Repeat, exactly and in full, the lines of the listing below, but without any pictures.

> RECORDS SUPPLIED

================

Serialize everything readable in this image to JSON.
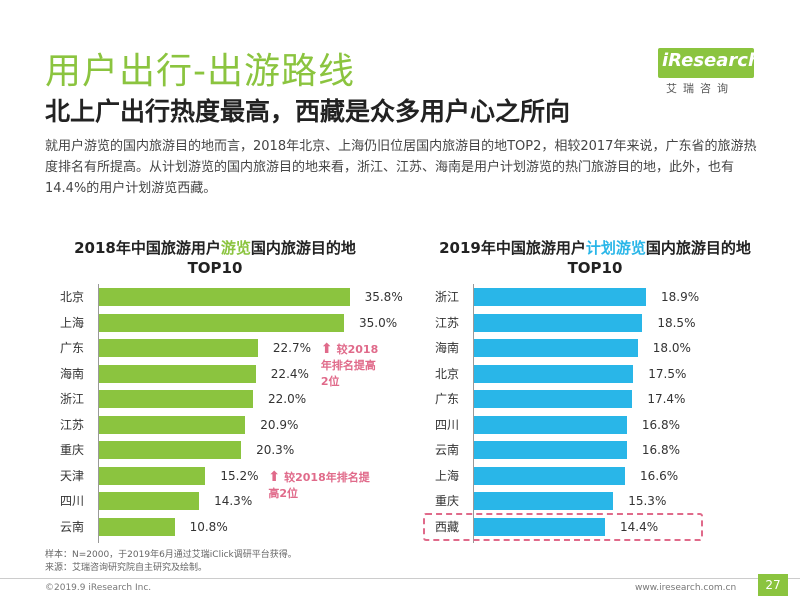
{
  "header": {
    "title": "用户出行-出游路线",
    "subtitle": "北上广出行热度最高，西藏是众多用户心之所向",
    "logo_text": "iResearch",
    "logo_sub": "艾瑞咨询"
  },
  "intro": "就用户游览的国内旅游目的地而言，2018年北京、上海仍旧位居国内旅游目的地TOP2，相较2017年来说，广东省的旅游热度排名有所提高。从计划游览的国内旅游目的地来看，浙江、江苏、海南是用户计划游览的热门旅游目的地，此外，也有14.4%的用户计划游览西藏。",
  "chart_data": [
    {
      "type": "bar",
      "orientation": "horizontal",
      "title_before": "2018年中国旅游用户",
      "title_highlight": "游览",
      "title_after": "国内旅游目的地",
      "title_line2": "TOP10",
      "categories": [
        "北京",
        "上海",
        "广东",
        "海南",
        "浙江",
        "江苏",
        "重庆",
        "天津",
        "四川",
        "云南"
      ],
      "values": [
        35.8,
        35.0,
        22.7,
        22.4,
        22.0,
        20.9,
        20.3,
        15.2,
        14.3,
        10.8
      ],
      "labels": [
        "35.8%",
        "35.0%",
        "22.7%",
        "22.4%",
        "22.0%",
        "20.9%",
        "20.3%",
        "15.2%",
        "14.3%",
        "10.8%"
      ],
      "color": "#8bc43f",
      "annotations": [
        {
          "index": 2,
          "text": "较2018年排名提高2位",
          "arrow": "⬆"
        },
        {
          "index": 7,
          "text": "较2018年排名提高2位",
          "arrow": "⬆"
        }
      ]
    },
    {
      "type": "bar",
      "orientation": "horizontal",
      "title_before": "2019年中国旅游用户",
      "title_highlight": "计划游览",
      "title_after": "国内旅游目的地",
      "title_line2": "TOP10",
      "categories": [
        "浙江",
        "江苏",
        "海南",
        "北京",
        "广东",
        "四川",
        "云南",
        "上海",
        "重庆",
        "西藏"
      ],
      "values": [
        18.9,
        18.5,
        18.0,
        17.5,
        17.4,
        16.8,
        16.8,
        16.6,
        15.3,
        14.4
      ],
      "labels": [
        "18.9%",
        "18.5%",
        "18.0%",
        "17.5%",
        "17.4%",
        "16.8%",
        "16.8%",
        "16.6%",
        "15.3%",
        "14.4%"
      ],
      "color": "#29b6e8",
      "highlight_index": 9
    }
  ],
  "notes": {
    "line1": "样本：N=2000，于2019年6月通过艾瑞iClick调研平台获得。",
    "line2": "来源：艾瑞咨询研究院自主研究及绘制。"
  },
  "footer": {
    "copyright": "©2019.9 iResearch Inc.",
    "website": "www.iresearch.com.cn",
    "page": "27"
  }
}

================

> FINAL RESULT
Serialize everything readable in this image to JSON.
{
  "header": {
    "title": "用户出行-出游路线",
    "subtitle": "北上广出行热度最高，西藏是众多用户心之所向",
    "logo_text": "iResearch",
    "logo_sub": "艾瑞咨询"
  },
  "intro": "就用户游览的国内旅游目的地而言，2018年北京、上海仍旧位居国内旅游目的地TOP2，相较2017年来说，广东省的旅游热度排名有所提高。从计划游览的国内旅游目的地来看，浙江、江苏、海南是用户计划游览的热门旅游目的地，此外，也有14.4%的用户计划游览西藏。",
  "chart_data": [
    {
      "type": "bar",
      "orientation": "horizontal",
      "title_before": "2018年中国旅游用户",
      "title_highlight": "游览",
      "title_after": "国内旅游目的地",
      "title_line2": "TOP10",
      "categories": [
        "北京",
        "上海",
        "广东",
        "海南",
        "浙江",
        "江苏",
        "重庆",
        "天津",
        "四川",
        "云南"
      ],
      "values": [
        35.8,
        35.0,
        22.7,
        22.4,
        22.0,
        20.9,
        20.3,
        15.2,
        14.3,
        10.8
      ],
      "labels": [
        "35.8%",
        "35.0%",
        "22.7%",
        "22.4%",
        "22.0%",
        "20.9%",
        "20.3%",
        "15.2%",
        "14.3%",
        "10.8%"
      ],
      "color": "#8bc43f",
      "annotations": [
        {
          "index": 2,
          "text": "较2018年排名提高2位",
          "arrow": "⬆"
        },
        {
          "index": 7,
          "text": "较2018年排名提高2位",
          "arrow": "⬆"
        }
      ]
    },
    {
      "type": "bar",
      "orientation": "horizontal",
      "title_before": "2019年中国旅游用户",
      "title_highlight": "计划游览",
      "title_after": "国内旅游目的地",
      "title_line2": "TOP10",
      "categories": [
        "浙江",
        "江苏",
        "海南",
        "北京",
        "广东",
        "四川",
        "云南",
        "上海",
        "重庆",
        "西藏"
      ],
      "values": [
        18.9,
        18.5,
        18.0,
        17.5,
        17.4,
        16.8,
        16.8,
        16.6,
        15.3,
        14.4
      ],
      "labels": [
        "18.9%",
        "18.5%",
        "18.0%",
        "17.5%",
        "17.4%",
        "16.8%",
        "16.8%",
        "16.6%",
        "15.3%",
        "14.4%"
      ],
      "color": "#29b6e8",
      "highlight_index": 9
    }
  ],
  "notes": {
    "line1": "样本：N=2000，于2019年6月通过艾瑞iClick调研平台获得。",
    "line2": "来源：艾瑞咨询研究院自主研究及绘制。"
  },
  "footer": {
    "copyright": "©2019.9 iResearch Inc.",
    "website": "www.iresearch.com.cn",
    "page": "27"
  }
}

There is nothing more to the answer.